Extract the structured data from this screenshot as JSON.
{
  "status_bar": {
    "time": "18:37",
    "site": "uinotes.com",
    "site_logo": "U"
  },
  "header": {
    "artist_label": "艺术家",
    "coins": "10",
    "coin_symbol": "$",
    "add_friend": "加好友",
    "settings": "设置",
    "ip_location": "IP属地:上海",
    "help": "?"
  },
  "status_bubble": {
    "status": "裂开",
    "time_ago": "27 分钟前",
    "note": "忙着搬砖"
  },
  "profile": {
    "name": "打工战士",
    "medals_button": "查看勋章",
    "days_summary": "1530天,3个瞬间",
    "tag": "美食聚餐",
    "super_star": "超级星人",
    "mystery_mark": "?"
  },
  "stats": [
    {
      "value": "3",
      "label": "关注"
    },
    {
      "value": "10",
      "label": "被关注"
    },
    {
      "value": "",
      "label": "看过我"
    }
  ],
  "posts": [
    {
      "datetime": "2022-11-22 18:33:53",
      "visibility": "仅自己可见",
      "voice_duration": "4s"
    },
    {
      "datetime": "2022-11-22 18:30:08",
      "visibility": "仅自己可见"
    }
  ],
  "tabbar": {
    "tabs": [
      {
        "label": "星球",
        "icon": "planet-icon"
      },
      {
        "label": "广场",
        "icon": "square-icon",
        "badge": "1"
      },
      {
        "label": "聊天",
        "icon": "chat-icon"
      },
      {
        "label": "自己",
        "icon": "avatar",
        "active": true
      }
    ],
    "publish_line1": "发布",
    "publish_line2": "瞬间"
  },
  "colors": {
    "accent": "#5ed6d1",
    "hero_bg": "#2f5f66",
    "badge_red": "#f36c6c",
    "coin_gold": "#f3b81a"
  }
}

------------------------------------------------------------------------

Challenge: Please set down each line of the records exactly as given.

Task output:
Extract the structured data from this screenshot as JSON.
{
  "status_bar": {
    "time": "18:37",
    "site": "uinotes.com",
    "site_logo": "U"
  },
  "header": {
    "artist_label": "艺术家",
    "coins": "10",
    "coin_symbol": "$",
    "add_friend": "加好友",
    "settings": "设置",
    "ip_location": "IP属地:上海",
    "help": "?"
  },
  "status_bubble": {
    "status": "裂开",
    "time_ago": "27 分钟前",
    "note": "忙着搬砖"
  },
  "profile": {
    "name": "打工战士",
    "medals_button": "查看勋章",
    "days_summary": "1530天,3个瞬间",
    "tag": "美食聚餐",
    "super_star": "超级星人",
    "mystery_mark": "?"
  },
  "stats": [
    {
      "value": "3",
      "label": "关注"
    },
    {
      "value": "10",
      "label": "被关注"
    },
    {
      "value": "",
      "label": "看过我"
    }
  ],
  "posts": [
    {
      "datetime": "2022-11-22 18:33:53",
      "visibility": "仅自己可见",
      "voice_duration": "4s"
    },
    {
      "datetime": "2022-11-22 18:30:08",
      "visibility": "仅自己可见"
    }
  ],
  "tabbar": {
    "tabs": [
      {
        "label": "星球",
        "icon": "planet-icon"
      },
      {
        "label": "广场",
        "icon": "square-icon",
        "badge": "1"
      },
      {
        "label": "聊天",
        "icon": "chat-icon"
      },
      {
        "label": "自己",
        "icon": "avatar",
        "active": true
      }
    ],
    "publish_line1": "发布",
    "publish_line2": "瞬间"
  },
  "colors": {
    "accent": "#5ed6d1",
    "hero_bg": "#2f5f66",
    "badge_red": "#f36c6c",
    "coin_gold": "#f3b81a"
  }
}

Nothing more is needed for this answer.